>>>

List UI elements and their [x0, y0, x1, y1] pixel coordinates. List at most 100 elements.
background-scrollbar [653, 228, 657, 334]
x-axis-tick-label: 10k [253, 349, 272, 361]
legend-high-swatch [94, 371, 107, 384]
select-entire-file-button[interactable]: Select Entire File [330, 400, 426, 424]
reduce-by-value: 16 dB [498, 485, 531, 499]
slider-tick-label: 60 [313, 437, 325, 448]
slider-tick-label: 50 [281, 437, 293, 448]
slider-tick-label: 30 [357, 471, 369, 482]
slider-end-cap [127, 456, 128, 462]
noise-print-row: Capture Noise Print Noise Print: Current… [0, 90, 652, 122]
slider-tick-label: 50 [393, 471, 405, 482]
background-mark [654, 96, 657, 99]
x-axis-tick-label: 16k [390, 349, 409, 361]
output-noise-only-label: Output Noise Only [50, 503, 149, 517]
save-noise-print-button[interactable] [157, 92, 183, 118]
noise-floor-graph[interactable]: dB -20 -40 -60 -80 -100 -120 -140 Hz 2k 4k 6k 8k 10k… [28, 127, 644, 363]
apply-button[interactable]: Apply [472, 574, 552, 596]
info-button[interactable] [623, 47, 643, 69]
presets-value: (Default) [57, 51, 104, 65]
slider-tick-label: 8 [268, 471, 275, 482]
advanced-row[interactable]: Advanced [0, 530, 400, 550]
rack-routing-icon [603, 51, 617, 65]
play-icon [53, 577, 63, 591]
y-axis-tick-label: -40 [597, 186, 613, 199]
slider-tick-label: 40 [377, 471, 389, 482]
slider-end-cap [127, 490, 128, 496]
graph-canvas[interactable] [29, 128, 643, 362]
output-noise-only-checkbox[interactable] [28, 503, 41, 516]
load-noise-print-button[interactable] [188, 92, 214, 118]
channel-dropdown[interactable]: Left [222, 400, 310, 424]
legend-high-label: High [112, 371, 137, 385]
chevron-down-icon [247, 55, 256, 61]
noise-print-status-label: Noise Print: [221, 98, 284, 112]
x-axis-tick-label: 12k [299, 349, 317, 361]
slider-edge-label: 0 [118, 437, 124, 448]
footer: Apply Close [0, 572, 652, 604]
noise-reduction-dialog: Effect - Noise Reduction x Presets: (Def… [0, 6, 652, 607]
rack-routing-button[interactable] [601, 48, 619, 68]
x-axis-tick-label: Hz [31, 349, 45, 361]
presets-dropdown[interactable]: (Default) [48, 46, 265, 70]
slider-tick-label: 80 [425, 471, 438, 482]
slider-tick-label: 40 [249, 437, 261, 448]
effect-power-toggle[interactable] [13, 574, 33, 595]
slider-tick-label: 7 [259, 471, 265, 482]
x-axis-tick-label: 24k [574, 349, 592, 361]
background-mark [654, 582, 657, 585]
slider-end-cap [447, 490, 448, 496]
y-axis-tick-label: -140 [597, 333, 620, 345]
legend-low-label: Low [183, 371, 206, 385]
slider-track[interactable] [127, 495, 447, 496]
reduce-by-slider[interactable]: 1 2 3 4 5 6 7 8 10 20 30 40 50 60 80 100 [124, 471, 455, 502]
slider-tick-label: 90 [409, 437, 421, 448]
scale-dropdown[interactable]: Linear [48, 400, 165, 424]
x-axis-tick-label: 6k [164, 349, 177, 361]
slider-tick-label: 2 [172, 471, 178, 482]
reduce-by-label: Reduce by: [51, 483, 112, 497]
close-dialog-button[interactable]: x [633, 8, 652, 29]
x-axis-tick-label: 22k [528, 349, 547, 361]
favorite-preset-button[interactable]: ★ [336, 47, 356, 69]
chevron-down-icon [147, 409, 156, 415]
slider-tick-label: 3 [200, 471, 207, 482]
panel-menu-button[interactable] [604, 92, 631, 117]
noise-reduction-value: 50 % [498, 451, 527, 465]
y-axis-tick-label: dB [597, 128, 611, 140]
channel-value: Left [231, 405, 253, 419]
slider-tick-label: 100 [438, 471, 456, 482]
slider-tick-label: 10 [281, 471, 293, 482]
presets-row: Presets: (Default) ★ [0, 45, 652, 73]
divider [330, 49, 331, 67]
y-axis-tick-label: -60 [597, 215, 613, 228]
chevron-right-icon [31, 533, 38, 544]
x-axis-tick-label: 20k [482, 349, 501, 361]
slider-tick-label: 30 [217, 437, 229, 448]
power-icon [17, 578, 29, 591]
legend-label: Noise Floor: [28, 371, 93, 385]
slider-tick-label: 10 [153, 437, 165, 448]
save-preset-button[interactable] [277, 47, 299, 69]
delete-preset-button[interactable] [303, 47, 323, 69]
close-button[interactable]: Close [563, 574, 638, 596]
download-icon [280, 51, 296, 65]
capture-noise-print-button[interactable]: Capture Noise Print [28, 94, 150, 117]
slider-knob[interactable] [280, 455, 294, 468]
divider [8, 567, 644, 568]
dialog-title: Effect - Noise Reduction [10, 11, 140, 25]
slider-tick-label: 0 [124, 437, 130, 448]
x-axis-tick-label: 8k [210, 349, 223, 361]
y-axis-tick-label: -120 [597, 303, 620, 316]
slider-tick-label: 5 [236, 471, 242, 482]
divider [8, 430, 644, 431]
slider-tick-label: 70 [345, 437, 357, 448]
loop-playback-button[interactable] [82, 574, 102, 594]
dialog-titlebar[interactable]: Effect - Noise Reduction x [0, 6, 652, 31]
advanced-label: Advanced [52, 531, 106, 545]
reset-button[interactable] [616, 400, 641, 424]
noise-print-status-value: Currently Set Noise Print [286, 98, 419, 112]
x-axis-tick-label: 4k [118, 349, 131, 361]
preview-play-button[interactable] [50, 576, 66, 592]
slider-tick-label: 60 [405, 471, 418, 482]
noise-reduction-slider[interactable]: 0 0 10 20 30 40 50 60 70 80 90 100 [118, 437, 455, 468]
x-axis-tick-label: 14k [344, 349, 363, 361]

<<<

Exercise goal →
Set out the lines from the beginning of the records through the line containing "legend-high-swatch [94, 371, 107, 384]", with that line included, as a numbered list, and leave out any blank lines.

Result for this task →
1. List UI elements and their [x0, y0, x1, y1] pixel coordinates. List at most 100 elements.
2. background-scrollbar [653, 228, 657, 334]
3. x-axis-tick-label: 10k [253, 349, 272, 361]
4. legend-high-swatch [94, 371, 107, 384]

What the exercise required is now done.